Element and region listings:
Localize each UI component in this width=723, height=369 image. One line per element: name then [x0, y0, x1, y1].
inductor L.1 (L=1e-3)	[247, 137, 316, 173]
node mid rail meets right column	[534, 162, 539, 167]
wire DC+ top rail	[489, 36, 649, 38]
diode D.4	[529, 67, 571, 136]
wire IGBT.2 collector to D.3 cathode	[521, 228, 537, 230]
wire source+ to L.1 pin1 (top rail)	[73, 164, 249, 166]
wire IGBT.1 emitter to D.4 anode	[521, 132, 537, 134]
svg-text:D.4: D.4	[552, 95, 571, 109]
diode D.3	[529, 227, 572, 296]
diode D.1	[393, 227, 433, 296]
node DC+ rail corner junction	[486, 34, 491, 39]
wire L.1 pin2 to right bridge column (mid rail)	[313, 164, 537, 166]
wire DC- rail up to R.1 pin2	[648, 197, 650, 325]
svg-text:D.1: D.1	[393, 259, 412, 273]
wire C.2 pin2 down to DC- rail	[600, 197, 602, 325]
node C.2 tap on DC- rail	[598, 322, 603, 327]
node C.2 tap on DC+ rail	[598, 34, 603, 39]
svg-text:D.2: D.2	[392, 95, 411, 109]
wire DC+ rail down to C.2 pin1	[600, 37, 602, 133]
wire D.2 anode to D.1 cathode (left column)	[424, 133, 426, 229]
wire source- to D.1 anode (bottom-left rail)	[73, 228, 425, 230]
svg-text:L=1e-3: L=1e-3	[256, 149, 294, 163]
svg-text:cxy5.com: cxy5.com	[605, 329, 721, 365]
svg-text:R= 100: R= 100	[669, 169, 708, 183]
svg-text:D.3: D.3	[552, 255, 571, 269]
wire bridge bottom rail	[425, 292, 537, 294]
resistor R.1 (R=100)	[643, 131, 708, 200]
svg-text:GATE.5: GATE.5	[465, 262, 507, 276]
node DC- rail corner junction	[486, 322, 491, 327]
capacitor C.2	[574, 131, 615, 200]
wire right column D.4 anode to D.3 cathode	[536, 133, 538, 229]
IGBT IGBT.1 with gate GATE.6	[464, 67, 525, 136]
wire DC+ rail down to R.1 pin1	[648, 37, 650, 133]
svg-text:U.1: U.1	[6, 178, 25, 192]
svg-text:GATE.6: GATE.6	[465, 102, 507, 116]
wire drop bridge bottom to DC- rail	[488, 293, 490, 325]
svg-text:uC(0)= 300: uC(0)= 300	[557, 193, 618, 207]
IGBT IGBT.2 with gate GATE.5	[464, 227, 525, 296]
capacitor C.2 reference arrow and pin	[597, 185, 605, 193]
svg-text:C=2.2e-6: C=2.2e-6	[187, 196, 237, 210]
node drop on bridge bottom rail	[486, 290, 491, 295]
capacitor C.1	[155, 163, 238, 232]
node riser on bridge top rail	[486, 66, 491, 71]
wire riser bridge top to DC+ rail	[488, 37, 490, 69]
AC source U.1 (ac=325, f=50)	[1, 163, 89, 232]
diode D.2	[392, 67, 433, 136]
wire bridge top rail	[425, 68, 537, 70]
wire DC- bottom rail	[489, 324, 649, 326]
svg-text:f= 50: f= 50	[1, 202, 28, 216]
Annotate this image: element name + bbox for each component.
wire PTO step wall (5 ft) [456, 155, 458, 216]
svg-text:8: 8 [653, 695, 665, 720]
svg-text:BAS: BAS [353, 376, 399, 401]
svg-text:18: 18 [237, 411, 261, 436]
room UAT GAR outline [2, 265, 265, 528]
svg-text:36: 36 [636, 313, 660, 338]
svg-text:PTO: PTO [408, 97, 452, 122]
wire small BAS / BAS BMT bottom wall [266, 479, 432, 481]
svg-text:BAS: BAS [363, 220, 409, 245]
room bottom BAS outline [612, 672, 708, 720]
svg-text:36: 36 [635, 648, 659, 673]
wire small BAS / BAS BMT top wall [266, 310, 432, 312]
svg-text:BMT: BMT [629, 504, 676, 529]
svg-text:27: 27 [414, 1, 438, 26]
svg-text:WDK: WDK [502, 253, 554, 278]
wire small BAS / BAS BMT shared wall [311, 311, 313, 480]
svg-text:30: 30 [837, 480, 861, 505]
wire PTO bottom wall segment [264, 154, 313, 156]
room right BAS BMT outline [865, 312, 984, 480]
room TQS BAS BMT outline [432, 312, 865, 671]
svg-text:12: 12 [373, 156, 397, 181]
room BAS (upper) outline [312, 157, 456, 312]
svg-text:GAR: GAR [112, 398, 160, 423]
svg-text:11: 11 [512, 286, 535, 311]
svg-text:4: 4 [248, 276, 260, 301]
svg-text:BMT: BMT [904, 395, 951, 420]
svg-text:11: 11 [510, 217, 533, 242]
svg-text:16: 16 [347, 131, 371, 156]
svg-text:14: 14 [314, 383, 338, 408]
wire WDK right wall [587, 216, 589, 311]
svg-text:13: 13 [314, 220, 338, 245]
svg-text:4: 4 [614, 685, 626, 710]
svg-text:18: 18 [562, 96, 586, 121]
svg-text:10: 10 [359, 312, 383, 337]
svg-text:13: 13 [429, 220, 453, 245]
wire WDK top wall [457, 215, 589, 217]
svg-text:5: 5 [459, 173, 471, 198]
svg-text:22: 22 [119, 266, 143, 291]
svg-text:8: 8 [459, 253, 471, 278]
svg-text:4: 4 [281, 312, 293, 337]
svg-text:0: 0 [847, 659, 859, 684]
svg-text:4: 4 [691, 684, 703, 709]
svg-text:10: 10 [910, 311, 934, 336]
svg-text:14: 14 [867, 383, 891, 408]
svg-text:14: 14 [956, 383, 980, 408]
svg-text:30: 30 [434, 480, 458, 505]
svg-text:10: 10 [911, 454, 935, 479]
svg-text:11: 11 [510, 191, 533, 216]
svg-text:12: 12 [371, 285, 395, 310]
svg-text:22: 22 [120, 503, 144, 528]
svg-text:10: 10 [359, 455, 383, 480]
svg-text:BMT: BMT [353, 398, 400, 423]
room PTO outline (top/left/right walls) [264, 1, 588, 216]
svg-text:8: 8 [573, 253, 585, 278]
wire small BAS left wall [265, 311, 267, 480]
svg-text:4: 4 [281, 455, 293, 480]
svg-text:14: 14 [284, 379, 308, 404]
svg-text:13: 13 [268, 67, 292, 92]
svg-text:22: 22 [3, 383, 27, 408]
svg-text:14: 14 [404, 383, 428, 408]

CHALLENGE:
Rewrite every line of each listing above as a JSON list of strings, one string per line, leaving out blank lines.

OUTPUT FOR THIS TASK:
[
  "Localize each UI component in this width=723, height=369 image. One line per element: name then [x0, y0, x1, y1].",
  "inductor L.1 (L=1e-3)\t[247, 137, 316, 173]",
  "node mid rail meets right column\t[534, 162, 539, 167]",
  "wire DC+ top rail\t[489, 36, 649, 38]",
  "diode D.4\t[529, 67, 571, 136]",
  "wire IGBT.2 collector to D.3 cathode\t[521, 228, 537, 230]",
  "wire source+ to L.1 pin1 (top rail)\t[73, 164, 249, 166]",
  "wire IGBT.1 emitter to D.4 anode\t[521, 132, 537, 134]",
  "svg-text:D.4: D.4\t[552, 95, 571, 109]",
  "diode D.3\t[529, 227, 572, 296]",
  "diode D.1\t[393, 227, 433, 296]",
  "node DC+ rail corner junction\t[486, 34, 491, 39]",
  "wire L.1 pin2 to right bridge column (mid rail)\t[313, 164, 537, 166]",
  "wire DC- rail up to R.1 pin2\t[648, 197, 650, 325]",
  "svg-text:D.1: D.1\t[393, 259, 412, 273]",
  "wire C.2 pin2 down to DC- rail\t[600, 197, 602, 325]",
  "node C.2 tap on DC- rail\t[598, 322, 603, 327]",
  "node C.2 tap on DC+ rail\t[598, 34, 603, 39]",
  "svg-text:D.2: D.2\t[392, 95, 411, 109]",
  "wire DC+ rail down to C.2 pin1\t[600, 37, 602, 133]",
  "wire D.2 anode to D.1 cathode (left column)\t[424, 133, 426, 229]",
  "wire source- to D.1 anode (bottom-left rail)\t[73, 228, 425, 230]",
  "svg-text:L=1e-3: L=1e-3\t[256, 149, 294, 163]",
  "svg-text:cxy5.com: cxy5.com\t[605, 329, 721, 365]",
  "svg-text:R= 100: R= 100\t[669, 169, 708, 183]",
  "svg-text:D.3: D.3\t[552, 255, 571, 269]",
  "wire bridge bottom rail\t[425, 292, 537, 294]",
  "resistor R.1 (R=100)\t[643, 131, 708, 200]",
  "svg-text:GATE.5: GATE.5\t[465, 262, 507, 276]",
  "node DC- rail corner junction\t[486, 322, 491, 327]",
  "capacitor C.2\t[574, 131, 615, 200]",
  "wire right column D.4 anode to D.3 cathode\t[536, 133, 538, 229]",
  "IGBT IGBT.1 with gate GATE.6\t[464, 67, 525, 136]",
  "wire DC+ rail down to R.1 pin1\t[648, 37, 650, 133]",
  "svg-text:U.1: U.1\t[6, 178, 25, 192]",
  "svg-text:GATE.6: GATE.6\t[465, 102, 507, 116]",
  "wire drop bridge bottom to DC- rail\t[488, 293, 490, 325]",
  "svg-text:uC(0)= 300: uC(0)= 300\t[557, 193, 618, 207]",
  "IGBT IGBT.2 with gate GATE.5\t[464, 227, 525, 296]",
  "capacitor C.2 reference arrow and pin\t[597, 185, 605, 193]",
  "svg-text:C=2.2e-6: C=2.2e-6\t[187, 196, 237, 210]",
  "node drop on bridge bottom rail\t[486, 290, 491, 295]",
  "capacitor C.1\t[155, 163, 238, 232]",
  "node riser on bridge top rail\t[486, 66, 491, 71]",
  "wire riser bridge top to DC+ rail\t[488, 37, 490, 69]",
  "AC source U.1 (ac=325, f=50)\t[1, 163, 89, 232]",
  "diode D.2\t[392, 67, 433, 136]",
  "wire bridge top rail\t[425, 68, 537, 70]",
  "wire DC- bottom rail\t[489, 324, 649, 326]",
  "svg-text:f= 50: f= 50\t[1, 202, 28, 216]",
  "Annotate this image: element name + bbox for each component.",
  "wire PTO step wall (5 ft) [456, 155, 458, 216]",
  "svg-text:8: 8 [653, 695, 665, 720]",
  "svg-text:BAS: BAS [353, 376, 399, 401]",
  "svg-text:18: 18 [237, 411, 261, 436]",
  "room UAT GAR outline [2, 265, 265, 528]",
  "svg-text:36: 36 [636, 313, 660, 338]",
  "svg-text:PTO: PTO [408, 97, 452, 122]",
  "wire small BAS / BAS BMT bottom wall [266, 479, 432, 481]",
  "svg-text:BAS: BAS [363, 220, 409, 245]",
  "room bottom BAS outline [612, 672, 708, 720]",
  "svg-text:36: 36 [635, 648, 659, 673]",
  "wire small BAS / BAS BMT top wall [266, 310, 432, 312]",
  "svg-text:BMT: BMT [629, 504, 676, 529]",
  "svg-text:27: 27 [414, 1, 438, 26]",
  "svg-text:WDK: WDK [502, 253, 554, 278]",
  "wire small BAS / BAS BMT shared wall [311, 311, 313, 480]",
  "svg-text:30: 30 [837, 480, 861, 505]",
  "wire PTO bottom wall segment [264, 154, 313, 156]",
  "room right BAS BMT outline [865, 312, 984, 480]",
  "room TQS BAS BMT outline [432, 312, 865, 671]",
  "svg-text:12: 12 [373, 156, 397, 181]",
  "room BAS (upper) outline [312, 157, 456, 312]",
  "svg-text:GAR: GAR [112, 398, 160, 423]",
  "svg-text:11: 11 [512, 286, 535, 311]",
  "svg-text:4: 4 [248, 276, 260, 301]",
  "svg-text:BMT: BMT [904, 395, 951, 420]",
  "svg-text:11: 11 [510, 217, 533, 242]",
  "svg-text:16: 16 [347, 131, 371, 156]",
  "svg-text:14: 14 [314, 383, 338, 408]",
  "wire WDK right wall [587, 216, 589, 311]",
  "svg-text:13: 13 [314, 220, 338, 245]",
  "svg-text:4: 4 [614, 685, 626, 710]",
  "svg-text:18: 18 [562, 96, 586, 121]",
  "svg-text:10: 10 [359, 312, 383, 337]",
  "svg-text:13: 13 [429, 220, 453, 245]",
  "wire WDK top wall [457, 215, 589, 217]",
  "svg-text:5: 5 [459, 173, 471, 198]",
  "svg-text:22: 22 [119, 266, 143, 291]",
  "svg-text:8: 8 [459, 253, 471, 278]",
  "svg-text:4: 4 [281, 312, 293, 337]",
  "svg-text:0: 0 [847, 659, 859, 684]",
  "svg-text:4: 4 [691, 684, 703, 709]",
  "svg-text:10: 10 [910, 311, 934, 336]",
  "svg-text:14: 14 [867, 383, 891, 408]",
  "svg-text:14: 14 [956, 383, 980, 408]",
  "svg-text:30: 30 [434, 480, 458, 505]",
  "svg-text:10: 10 [911, 454, 935, 479]",
  "svg-text:11: 11 [510, 191, 533, 216]",
  "svg-text:12: 12 [371, 285, 395, 310]",
  "svg-text:22: 22 [120, 503, 144, 528]",
  "svg-text:10: 10 [359, 455, 383, 480]",
  "svg-text:BMT: BMT [353, 398, 400, 423]",
  "room PTO outline (top/left/right walls) [264, 1, 588, 216]",
  "svg-text:8: 8 [573, 253, 585, 278]",
  "wire small BAS left wall [265, 311, 267, 480]",
  "svg-text:4: 4 [281, 455, 293, 480]",
  "svg-text:14: 14 [284, 379, 308, 404]",
  "svg-text:13: 13 [268, 67, 292, 92]",
  "svg-text:22: 22 [3, 383, 27, 408]",
  "svg-text:14: 14 [404, 383, 428, 408]"
]